§ **DESCRIPTION OF THE TASK**
Copy the data below word for word, starting with the line that contains "list each element" and going on through the line that contains "y2-tick-label: 200 (634, 105, 648, 128)". Leave the pictures out of your answer.

[Start EXTRACTED MATERIAL]

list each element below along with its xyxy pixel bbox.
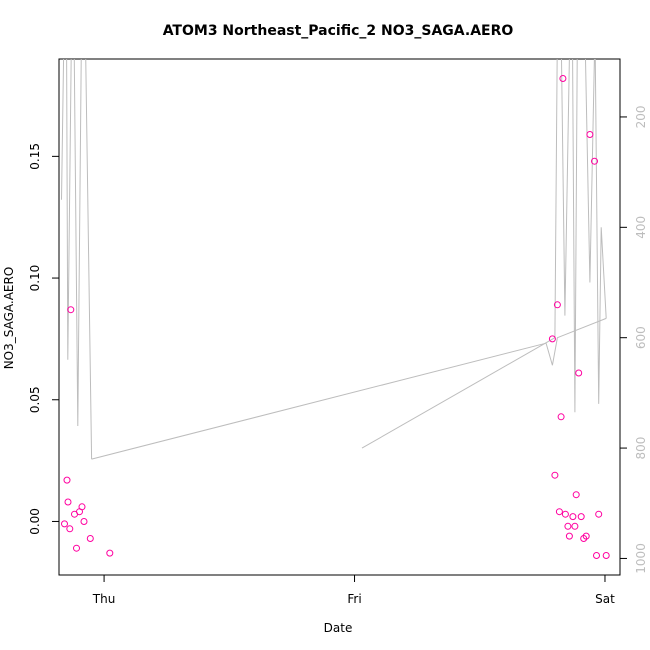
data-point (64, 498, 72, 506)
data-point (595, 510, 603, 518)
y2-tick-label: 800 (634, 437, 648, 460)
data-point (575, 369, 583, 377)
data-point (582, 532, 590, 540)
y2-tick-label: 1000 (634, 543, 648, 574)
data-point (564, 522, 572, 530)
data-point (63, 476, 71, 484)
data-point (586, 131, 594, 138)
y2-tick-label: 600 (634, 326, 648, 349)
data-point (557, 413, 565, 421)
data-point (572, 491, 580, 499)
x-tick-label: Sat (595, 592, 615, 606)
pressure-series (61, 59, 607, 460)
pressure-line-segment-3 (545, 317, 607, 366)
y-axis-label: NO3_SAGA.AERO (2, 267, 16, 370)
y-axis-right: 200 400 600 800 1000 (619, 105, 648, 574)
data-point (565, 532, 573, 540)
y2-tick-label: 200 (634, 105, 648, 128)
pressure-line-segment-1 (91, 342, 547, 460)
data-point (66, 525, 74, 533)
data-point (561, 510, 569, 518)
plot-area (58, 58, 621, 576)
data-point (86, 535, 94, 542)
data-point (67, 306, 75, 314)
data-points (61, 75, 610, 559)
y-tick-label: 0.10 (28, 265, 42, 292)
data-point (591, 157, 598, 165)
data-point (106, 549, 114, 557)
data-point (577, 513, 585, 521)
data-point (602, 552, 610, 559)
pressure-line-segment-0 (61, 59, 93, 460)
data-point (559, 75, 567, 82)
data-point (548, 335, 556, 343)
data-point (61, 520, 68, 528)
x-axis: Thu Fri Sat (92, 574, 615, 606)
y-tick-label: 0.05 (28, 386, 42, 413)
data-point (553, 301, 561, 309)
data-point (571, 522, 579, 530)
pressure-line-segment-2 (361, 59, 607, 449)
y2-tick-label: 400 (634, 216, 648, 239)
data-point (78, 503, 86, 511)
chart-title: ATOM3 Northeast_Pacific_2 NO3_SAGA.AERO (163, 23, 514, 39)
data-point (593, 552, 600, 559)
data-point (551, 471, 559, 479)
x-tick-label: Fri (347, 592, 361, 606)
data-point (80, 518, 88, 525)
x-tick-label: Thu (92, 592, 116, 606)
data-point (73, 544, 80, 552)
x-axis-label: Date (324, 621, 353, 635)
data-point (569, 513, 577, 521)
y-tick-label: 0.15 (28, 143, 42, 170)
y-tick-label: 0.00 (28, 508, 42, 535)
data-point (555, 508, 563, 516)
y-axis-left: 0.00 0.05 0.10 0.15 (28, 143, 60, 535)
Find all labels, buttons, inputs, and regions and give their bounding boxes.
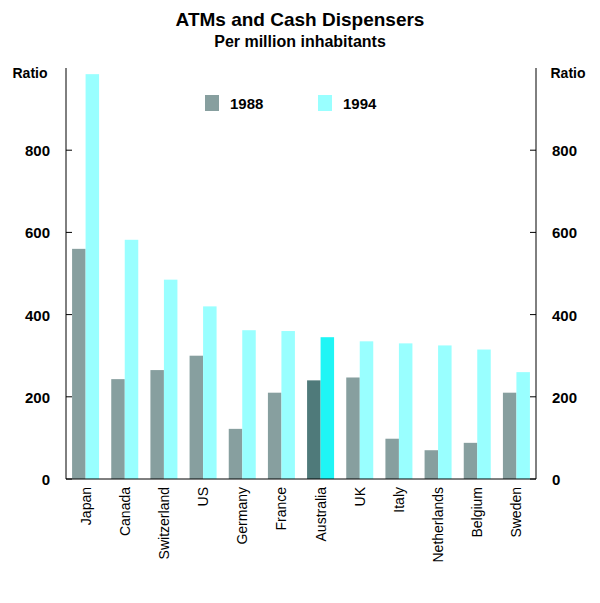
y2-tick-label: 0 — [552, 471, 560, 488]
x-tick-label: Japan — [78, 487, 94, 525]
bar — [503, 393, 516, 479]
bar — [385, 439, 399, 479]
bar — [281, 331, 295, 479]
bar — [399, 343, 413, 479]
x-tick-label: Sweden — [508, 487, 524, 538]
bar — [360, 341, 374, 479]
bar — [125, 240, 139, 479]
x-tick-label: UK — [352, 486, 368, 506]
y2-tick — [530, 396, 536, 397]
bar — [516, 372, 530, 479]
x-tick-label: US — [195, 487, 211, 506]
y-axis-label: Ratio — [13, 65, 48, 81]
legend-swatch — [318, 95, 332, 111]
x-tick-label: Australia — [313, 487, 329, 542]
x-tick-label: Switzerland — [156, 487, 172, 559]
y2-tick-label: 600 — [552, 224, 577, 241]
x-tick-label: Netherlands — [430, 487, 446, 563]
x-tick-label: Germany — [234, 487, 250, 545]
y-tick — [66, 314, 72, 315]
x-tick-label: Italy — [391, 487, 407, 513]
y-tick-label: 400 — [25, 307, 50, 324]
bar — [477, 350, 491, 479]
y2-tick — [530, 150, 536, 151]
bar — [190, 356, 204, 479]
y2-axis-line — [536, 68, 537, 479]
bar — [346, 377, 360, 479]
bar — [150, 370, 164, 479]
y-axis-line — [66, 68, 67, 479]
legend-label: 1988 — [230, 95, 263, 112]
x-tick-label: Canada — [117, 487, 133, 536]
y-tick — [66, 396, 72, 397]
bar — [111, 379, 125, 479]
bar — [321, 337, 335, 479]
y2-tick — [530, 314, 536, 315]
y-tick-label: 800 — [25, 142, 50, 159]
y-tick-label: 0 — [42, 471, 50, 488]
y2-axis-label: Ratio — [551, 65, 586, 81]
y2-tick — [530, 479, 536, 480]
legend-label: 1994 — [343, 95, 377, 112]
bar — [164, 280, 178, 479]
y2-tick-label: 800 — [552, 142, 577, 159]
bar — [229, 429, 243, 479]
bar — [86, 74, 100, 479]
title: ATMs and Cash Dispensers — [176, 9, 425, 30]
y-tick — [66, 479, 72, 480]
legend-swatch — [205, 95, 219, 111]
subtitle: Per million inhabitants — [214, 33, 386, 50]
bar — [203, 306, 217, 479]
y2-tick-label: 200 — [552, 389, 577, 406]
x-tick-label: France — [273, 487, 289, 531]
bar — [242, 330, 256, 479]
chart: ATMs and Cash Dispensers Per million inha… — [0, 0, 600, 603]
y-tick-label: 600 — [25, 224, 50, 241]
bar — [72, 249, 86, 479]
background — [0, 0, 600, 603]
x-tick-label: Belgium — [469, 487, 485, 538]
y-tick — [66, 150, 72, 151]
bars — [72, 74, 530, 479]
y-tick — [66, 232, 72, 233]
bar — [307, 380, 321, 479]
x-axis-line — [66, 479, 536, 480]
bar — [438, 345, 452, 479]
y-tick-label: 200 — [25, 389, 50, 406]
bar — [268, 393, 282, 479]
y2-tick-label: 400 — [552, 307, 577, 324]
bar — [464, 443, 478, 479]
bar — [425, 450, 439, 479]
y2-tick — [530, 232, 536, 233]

[End EXTRACTED MATERIAL]
[Start EXTRACTED MATERIAL]

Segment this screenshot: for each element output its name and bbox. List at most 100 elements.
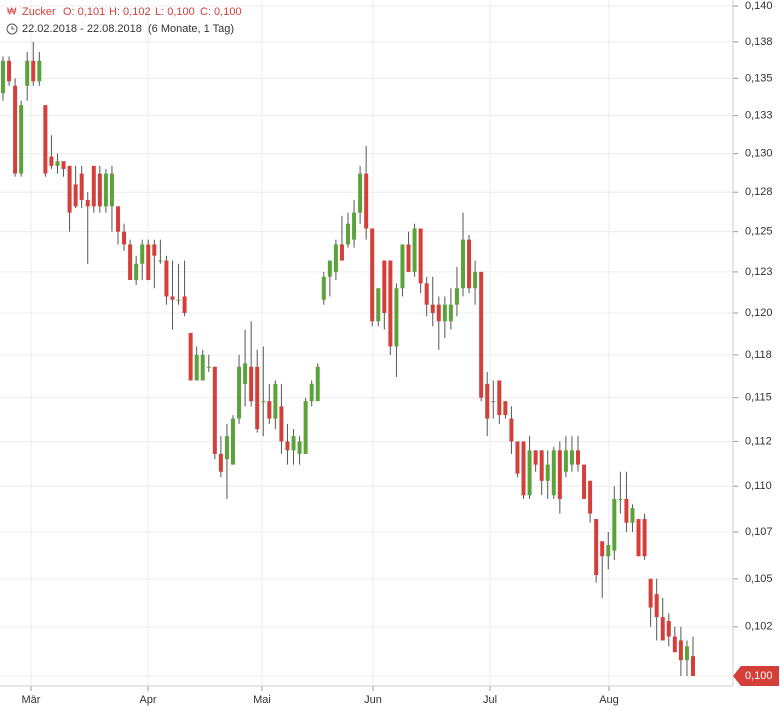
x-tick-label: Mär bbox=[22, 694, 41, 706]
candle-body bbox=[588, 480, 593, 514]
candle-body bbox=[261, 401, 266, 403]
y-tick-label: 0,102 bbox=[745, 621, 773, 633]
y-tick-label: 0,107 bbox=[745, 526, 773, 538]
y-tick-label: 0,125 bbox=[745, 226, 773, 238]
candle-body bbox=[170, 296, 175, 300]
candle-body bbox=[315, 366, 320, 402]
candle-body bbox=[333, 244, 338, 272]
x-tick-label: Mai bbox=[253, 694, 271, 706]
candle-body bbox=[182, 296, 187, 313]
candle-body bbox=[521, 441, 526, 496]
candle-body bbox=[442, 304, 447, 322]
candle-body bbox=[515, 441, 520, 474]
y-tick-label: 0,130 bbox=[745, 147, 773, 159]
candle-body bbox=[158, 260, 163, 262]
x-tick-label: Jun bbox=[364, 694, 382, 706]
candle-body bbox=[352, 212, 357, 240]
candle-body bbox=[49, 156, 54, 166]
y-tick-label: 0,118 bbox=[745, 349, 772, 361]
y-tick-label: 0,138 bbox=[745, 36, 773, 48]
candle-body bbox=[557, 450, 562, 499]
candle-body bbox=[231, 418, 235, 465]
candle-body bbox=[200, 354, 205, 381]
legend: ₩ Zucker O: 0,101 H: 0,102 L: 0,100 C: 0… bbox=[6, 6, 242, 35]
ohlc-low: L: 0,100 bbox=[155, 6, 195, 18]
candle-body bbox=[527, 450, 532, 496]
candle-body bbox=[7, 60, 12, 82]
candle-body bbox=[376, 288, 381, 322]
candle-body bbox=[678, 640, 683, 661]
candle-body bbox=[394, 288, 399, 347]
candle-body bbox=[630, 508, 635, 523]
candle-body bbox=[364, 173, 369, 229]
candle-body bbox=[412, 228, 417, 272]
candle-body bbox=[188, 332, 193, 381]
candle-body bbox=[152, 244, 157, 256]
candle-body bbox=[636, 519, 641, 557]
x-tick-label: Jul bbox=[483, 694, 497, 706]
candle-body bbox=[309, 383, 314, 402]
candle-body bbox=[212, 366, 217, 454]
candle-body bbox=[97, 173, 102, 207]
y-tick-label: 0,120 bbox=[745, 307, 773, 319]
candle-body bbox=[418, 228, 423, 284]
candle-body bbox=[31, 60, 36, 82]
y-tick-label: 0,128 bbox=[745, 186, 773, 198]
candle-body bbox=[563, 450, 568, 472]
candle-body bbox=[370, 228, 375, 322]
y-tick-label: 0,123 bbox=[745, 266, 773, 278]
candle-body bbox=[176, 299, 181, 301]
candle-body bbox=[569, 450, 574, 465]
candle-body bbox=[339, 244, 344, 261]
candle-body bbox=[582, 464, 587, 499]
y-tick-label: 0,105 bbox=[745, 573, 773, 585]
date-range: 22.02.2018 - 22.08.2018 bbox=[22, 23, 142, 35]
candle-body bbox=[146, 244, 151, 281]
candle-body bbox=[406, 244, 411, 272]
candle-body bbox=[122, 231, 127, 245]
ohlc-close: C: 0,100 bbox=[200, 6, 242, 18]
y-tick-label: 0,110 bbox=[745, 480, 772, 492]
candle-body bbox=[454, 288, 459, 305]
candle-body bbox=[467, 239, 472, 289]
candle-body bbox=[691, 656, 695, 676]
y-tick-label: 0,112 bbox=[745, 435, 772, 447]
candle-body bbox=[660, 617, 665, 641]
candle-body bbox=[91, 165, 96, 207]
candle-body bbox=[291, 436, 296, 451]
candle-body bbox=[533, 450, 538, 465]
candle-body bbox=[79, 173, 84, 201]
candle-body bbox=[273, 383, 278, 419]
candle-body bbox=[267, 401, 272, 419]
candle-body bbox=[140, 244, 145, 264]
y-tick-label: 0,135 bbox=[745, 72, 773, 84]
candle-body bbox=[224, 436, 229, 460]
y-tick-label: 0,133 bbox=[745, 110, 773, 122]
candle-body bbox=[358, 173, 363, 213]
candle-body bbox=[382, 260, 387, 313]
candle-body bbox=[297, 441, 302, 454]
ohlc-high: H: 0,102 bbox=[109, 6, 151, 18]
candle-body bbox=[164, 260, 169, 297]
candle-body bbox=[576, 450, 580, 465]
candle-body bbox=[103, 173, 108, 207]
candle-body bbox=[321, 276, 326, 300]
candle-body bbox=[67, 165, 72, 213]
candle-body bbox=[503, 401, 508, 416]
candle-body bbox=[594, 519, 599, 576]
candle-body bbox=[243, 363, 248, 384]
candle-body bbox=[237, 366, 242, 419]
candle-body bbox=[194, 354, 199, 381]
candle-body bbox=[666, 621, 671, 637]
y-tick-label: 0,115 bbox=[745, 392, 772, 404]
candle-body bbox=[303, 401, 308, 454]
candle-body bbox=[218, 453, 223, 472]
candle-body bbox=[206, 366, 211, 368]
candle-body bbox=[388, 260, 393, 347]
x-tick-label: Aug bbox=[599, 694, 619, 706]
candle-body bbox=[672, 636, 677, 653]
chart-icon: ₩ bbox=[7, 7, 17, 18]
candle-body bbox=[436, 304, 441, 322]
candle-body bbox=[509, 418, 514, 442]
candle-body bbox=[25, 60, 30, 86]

[End EXTRACTED MATERIAL]
[Start EXTRACTED MATERIAL]

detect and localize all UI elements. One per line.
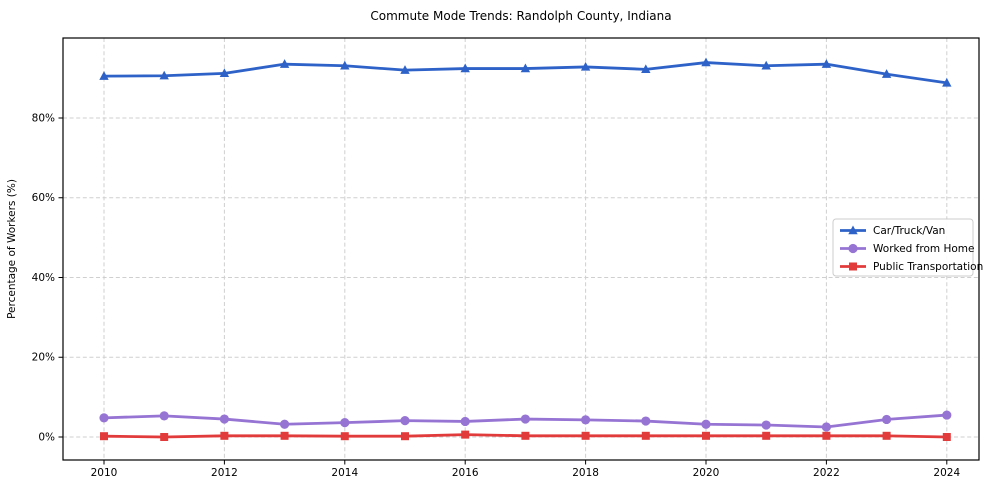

[End EXTRACTED MATERIAL]

§ **ANSWER TO THE EXERCISE**
list each element below along with its xyxy pixel bbox.
data-point (64, 498, 72, 506)
data-point (595, 510, 603, 518)
y2-tick-label: 800 (634, 437, 648, 460)
data-point (575, 369, 583, 377)
data-point (582, 532, 590, 540)
y2-tick-label: 1000 (634, 543, 648, 574)
data-point (564, 522, 572, 530)
data-point (63, 476, 71, 484)
data-point (586, 131, 594, 138)
y2-tick-label: 600 (634, 326, 648, 349)
data-point (557, 413, 565, 421)
data-point (572, 491, 580, 499)
x-tick-label: Sat (595, 592, 615, 606)
pressure-series (61, 59, 607, 460)
pressure-line-segment-3 (545, 317, 607, 366)
y-axis-label: NO3_SAGA.AERO (2, 267, 16, 370)
y-axis-right: 200 400 600 800 1000 (619, 105, 648, 574)
data-point (565, 532, 573, 540)
y2-tick-label: 200 (634, 105, 648, 128)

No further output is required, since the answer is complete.